DIRECTIONS: Locate every line in the material below that has the word "建设项目环境影响报告表". Copy each of those lines.

SUPPLIED MATERIAL:
_ _ _

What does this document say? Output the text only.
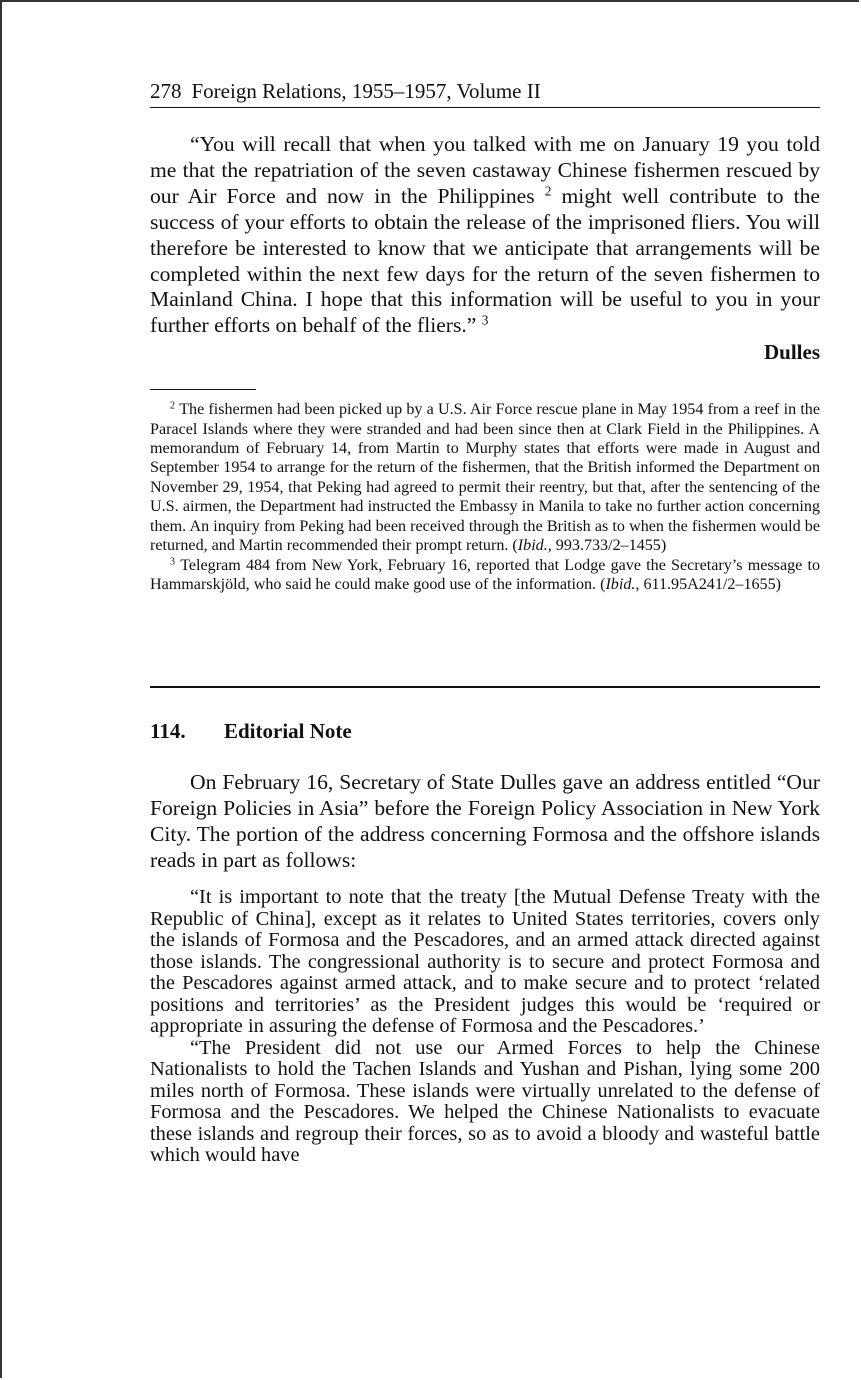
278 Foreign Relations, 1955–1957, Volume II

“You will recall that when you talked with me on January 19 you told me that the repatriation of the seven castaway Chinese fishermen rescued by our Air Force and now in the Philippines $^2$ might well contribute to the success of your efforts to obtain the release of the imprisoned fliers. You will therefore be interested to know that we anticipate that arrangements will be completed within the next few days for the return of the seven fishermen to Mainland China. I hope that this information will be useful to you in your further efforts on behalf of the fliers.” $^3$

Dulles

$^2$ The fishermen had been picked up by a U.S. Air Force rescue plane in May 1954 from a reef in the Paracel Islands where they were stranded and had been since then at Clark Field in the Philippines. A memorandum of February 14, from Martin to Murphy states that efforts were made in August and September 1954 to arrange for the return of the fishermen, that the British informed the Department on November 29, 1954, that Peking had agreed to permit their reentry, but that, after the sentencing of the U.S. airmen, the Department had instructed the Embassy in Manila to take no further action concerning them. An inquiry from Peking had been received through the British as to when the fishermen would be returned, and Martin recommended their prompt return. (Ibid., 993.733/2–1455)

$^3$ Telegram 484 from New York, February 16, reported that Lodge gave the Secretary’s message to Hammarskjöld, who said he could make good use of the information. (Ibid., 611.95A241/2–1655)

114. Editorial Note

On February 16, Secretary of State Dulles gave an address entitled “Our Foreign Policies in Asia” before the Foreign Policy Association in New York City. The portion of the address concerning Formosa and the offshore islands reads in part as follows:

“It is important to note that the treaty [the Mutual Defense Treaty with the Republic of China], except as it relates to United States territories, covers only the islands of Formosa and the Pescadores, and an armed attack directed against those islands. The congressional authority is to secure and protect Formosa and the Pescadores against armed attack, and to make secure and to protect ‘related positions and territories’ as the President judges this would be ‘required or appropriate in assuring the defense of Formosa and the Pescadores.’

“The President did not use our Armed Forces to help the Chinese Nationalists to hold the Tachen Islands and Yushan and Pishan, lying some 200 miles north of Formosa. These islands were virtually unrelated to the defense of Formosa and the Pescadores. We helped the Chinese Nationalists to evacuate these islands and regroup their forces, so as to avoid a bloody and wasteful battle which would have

_ _ _

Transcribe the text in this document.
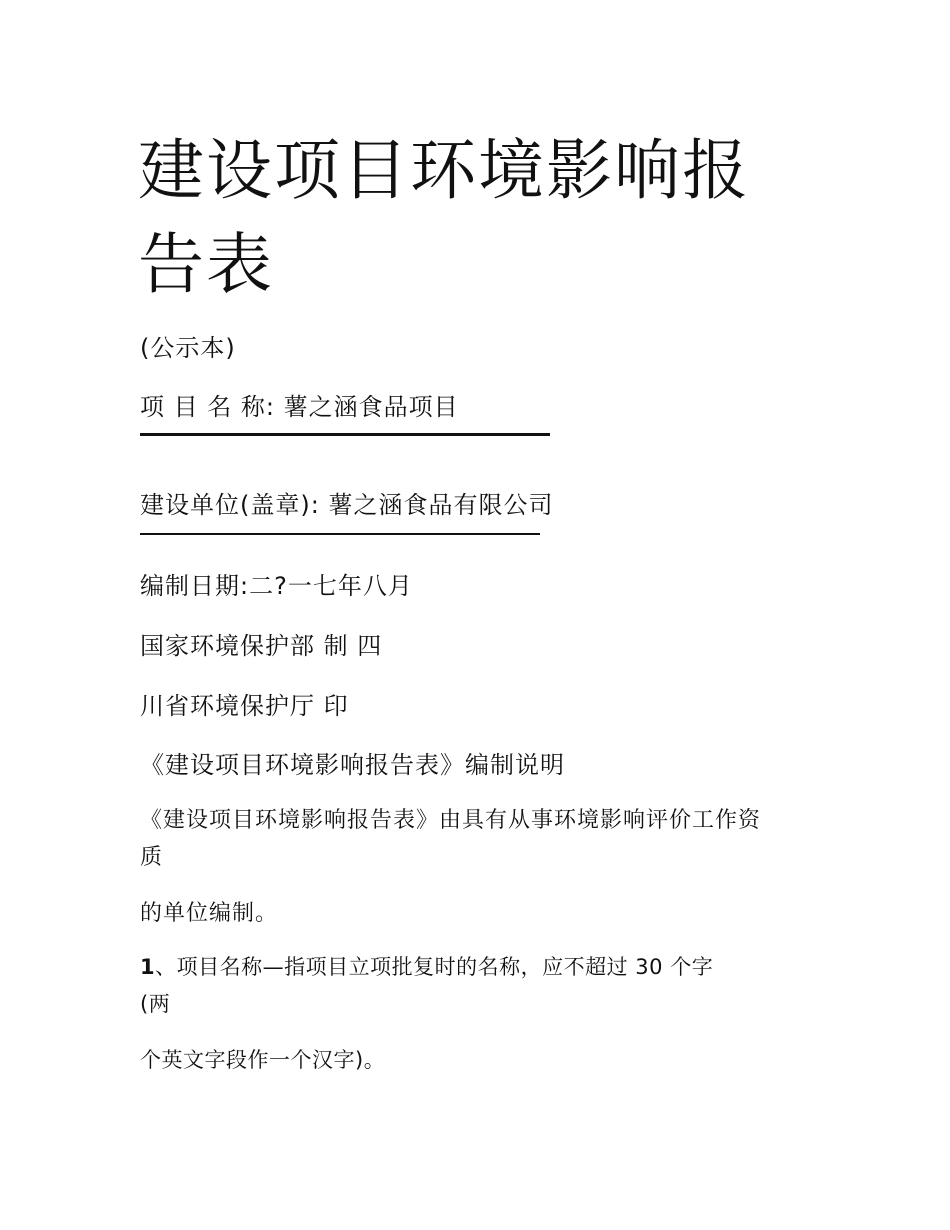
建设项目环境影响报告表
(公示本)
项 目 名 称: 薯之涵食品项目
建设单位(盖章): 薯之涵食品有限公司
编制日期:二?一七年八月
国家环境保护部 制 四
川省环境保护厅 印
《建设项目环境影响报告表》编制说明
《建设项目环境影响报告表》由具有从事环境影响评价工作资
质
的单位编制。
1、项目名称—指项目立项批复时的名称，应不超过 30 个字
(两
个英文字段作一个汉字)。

_ _ _

TASK ANSWER:
建设项目环境影响报告表
《建设项目环境影响报告表》编制说明
《建设项目环境影响报告表》由具有从事环境影响评价工作资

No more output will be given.